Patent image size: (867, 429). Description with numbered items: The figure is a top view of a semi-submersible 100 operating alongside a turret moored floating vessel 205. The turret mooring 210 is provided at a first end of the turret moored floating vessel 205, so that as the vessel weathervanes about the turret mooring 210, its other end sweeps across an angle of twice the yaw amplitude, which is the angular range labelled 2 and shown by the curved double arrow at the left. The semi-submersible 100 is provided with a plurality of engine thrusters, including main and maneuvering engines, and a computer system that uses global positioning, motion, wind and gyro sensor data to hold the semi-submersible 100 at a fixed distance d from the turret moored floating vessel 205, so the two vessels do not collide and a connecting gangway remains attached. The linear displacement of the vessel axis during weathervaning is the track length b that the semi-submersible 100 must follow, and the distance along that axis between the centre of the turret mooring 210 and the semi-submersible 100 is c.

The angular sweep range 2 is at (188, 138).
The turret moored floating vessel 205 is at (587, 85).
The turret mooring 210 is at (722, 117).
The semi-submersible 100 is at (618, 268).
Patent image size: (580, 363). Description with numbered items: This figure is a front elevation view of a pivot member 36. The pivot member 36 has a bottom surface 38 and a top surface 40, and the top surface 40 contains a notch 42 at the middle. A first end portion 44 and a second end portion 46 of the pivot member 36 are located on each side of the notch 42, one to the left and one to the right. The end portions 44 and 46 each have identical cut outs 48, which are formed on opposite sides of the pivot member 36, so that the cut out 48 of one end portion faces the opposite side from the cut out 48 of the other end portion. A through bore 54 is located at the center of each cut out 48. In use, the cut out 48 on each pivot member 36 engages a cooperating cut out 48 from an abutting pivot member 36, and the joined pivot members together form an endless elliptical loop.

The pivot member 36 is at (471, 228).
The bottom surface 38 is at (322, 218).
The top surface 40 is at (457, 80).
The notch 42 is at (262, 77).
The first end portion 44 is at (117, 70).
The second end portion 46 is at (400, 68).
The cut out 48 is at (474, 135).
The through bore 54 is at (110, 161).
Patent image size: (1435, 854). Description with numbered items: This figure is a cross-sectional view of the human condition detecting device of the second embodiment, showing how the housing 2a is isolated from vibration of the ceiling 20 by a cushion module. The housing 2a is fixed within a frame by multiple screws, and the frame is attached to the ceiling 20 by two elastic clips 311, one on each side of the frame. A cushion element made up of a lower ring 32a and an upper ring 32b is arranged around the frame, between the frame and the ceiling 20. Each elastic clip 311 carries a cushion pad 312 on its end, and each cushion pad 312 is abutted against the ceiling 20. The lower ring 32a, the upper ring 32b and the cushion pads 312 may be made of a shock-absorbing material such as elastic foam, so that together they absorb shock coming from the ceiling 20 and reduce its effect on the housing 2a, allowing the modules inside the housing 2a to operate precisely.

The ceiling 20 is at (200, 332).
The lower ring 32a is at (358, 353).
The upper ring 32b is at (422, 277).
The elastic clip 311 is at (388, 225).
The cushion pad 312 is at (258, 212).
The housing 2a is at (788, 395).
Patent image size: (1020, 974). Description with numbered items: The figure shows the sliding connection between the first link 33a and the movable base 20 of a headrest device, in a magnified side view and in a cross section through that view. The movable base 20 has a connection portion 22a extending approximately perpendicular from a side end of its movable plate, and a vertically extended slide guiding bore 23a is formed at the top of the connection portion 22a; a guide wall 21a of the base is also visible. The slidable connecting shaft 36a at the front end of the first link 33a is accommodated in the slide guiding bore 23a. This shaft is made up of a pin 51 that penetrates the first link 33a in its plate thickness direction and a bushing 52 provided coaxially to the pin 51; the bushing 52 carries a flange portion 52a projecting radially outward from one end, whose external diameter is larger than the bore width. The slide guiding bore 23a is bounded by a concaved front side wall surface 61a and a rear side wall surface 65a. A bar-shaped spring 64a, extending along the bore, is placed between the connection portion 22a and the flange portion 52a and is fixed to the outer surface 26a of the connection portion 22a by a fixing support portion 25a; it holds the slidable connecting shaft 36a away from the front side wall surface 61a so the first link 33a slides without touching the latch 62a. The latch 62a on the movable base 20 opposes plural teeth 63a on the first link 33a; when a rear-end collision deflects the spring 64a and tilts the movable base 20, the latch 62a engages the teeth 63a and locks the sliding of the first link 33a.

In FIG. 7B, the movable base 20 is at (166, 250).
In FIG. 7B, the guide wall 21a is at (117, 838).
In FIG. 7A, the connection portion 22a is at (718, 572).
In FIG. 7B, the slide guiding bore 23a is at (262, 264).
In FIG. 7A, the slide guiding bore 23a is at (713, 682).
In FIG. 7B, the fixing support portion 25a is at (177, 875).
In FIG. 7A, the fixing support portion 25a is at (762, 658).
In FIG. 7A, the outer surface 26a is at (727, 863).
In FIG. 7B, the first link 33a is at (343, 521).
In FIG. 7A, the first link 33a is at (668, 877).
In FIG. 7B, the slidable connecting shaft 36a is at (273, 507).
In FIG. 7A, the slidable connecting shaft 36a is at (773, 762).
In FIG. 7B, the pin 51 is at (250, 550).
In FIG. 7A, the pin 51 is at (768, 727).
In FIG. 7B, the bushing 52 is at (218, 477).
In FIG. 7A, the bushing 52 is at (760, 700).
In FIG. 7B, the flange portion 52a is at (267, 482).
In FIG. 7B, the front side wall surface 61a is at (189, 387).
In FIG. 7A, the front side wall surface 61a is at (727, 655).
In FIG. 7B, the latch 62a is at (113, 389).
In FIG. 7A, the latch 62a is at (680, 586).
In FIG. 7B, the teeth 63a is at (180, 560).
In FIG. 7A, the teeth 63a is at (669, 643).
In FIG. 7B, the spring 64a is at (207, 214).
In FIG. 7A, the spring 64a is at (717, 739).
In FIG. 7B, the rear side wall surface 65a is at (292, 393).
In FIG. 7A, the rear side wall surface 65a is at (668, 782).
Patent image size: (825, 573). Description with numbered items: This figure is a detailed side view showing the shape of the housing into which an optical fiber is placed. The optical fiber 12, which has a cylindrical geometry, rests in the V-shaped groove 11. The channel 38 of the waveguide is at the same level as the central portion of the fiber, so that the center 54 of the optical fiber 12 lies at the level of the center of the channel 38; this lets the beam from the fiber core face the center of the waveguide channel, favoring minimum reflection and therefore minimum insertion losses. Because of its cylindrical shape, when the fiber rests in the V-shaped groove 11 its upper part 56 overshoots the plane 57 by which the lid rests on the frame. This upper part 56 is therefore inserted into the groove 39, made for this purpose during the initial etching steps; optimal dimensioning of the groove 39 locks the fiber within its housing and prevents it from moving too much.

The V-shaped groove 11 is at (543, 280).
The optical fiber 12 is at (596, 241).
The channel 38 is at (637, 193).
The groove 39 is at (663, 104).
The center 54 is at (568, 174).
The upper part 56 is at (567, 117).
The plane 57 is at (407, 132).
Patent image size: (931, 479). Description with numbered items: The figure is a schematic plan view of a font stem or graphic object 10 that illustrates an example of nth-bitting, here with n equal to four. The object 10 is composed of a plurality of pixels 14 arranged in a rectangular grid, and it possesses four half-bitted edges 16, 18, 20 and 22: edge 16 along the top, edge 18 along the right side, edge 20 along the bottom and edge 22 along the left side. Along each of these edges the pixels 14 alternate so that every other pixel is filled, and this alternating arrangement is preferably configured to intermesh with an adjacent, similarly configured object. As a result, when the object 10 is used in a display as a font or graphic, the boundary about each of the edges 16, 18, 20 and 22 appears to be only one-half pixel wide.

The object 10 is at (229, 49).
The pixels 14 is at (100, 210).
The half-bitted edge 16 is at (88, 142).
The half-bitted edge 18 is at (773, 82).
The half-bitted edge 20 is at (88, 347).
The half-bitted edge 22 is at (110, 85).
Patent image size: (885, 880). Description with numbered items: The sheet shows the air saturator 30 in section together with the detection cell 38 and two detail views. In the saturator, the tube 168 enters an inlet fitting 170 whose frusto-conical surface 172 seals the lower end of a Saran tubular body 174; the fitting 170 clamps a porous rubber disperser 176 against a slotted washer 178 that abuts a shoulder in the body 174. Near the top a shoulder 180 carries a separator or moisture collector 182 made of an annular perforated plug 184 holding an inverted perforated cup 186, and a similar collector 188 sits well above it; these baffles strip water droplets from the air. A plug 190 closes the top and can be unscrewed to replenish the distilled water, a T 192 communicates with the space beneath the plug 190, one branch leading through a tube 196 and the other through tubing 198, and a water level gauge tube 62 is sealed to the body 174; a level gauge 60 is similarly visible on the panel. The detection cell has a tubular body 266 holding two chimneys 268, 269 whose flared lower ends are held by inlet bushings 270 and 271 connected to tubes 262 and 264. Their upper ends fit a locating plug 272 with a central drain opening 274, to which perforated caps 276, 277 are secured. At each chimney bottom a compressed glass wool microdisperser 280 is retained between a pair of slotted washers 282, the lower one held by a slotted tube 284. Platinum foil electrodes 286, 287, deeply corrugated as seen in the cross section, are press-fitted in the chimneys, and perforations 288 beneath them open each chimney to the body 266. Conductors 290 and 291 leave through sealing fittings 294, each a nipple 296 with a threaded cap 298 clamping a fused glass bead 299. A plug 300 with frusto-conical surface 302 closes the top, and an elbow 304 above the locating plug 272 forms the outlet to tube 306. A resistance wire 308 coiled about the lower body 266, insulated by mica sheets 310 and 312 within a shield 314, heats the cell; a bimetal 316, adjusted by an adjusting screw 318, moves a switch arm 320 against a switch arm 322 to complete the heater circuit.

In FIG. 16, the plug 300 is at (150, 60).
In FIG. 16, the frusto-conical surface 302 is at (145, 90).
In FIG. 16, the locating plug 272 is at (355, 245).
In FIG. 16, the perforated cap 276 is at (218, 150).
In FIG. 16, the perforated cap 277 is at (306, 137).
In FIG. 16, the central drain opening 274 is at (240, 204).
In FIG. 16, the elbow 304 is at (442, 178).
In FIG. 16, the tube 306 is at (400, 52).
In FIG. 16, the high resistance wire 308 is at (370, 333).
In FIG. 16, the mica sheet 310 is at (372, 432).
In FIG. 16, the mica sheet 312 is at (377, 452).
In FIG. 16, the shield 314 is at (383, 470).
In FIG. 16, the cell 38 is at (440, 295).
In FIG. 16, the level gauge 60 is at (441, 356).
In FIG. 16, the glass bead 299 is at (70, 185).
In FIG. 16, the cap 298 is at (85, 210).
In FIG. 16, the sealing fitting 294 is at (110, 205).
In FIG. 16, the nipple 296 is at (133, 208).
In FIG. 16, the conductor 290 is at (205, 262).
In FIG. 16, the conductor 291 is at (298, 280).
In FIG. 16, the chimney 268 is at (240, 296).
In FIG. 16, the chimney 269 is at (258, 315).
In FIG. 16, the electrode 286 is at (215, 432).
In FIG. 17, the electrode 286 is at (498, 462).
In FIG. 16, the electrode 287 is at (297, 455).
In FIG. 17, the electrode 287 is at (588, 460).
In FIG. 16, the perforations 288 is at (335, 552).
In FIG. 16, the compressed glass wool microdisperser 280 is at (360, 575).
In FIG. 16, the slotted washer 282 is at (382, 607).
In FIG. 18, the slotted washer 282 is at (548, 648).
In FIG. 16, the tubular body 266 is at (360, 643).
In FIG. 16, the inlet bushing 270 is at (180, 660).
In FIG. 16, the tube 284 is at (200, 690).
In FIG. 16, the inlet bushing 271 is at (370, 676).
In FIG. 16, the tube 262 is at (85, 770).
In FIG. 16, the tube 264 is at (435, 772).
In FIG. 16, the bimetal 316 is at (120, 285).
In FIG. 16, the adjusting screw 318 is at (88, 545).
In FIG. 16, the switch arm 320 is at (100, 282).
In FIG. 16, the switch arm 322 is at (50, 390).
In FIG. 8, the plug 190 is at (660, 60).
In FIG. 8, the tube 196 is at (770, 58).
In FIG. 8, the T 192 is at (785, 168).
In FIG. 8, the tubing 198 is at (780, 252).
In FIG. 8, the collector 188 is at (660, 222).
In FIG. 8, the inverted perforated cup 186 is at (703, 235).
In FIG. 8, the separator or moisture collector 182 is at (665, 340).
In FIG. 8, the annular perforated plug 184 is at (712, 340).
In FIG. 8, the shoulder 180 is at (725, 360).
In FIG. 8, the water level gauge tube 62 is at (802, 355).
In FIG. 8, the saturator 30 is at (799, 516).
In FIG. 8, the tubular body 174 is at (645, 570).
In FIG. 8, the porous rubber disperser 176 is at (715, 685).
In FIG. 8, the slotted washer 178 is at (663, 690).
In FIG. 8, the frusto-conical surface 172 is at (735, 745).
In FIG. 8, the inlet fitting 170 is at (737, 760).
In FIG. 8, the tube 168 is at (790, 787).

-=-=-=-=-

- _Stated exercise_
Can you edit the part of the listing that opens with the line containing "Patent image size: (931, 479)." and closes with the line containing "The half-bitted edge 22 is at (110, 85)." so that "schematic plan view" becomes "diagrammatic plan view", leaving everything else unchanged and giving back only those lines?

- _Correct response_
Patent image size: (931, 479). Description with numbered items: The figure is a diagrammatic plan view of a font stem or graphic object 10 that illustrates an example of nth-bitting, here with n equal to four. The object 10 is composed of a plurality of pixels 14 arranged in a rectangular grid, and it possesses four half-bitted edges 16, 18, 20 and 22: edge 16 along the top, edge 18 along the right side, edge 20 along the bottom and edge 22 along the left side. Along each of these edges the pixels 14 alternate so that every other pixel is filled, and this alternating arrangement is preferably configured to intermesh with an adjacent, similarly configured object. As a result, when the object 10 is used in a display as a font or graphic, the boundary about each of the edges 16, 18, 20 and 22 appears to be only one-half pixel wide.

The object 10 is at (229, 49).
The pixels 14 is at (100, 210).
The half-bitted edge 16 is at (88, 142).
The half-bitted edge 18 is at (773, 82).
The half-bitted edge 20 is at (88, 347).
The half-bitted edge 22 is at (110, 85).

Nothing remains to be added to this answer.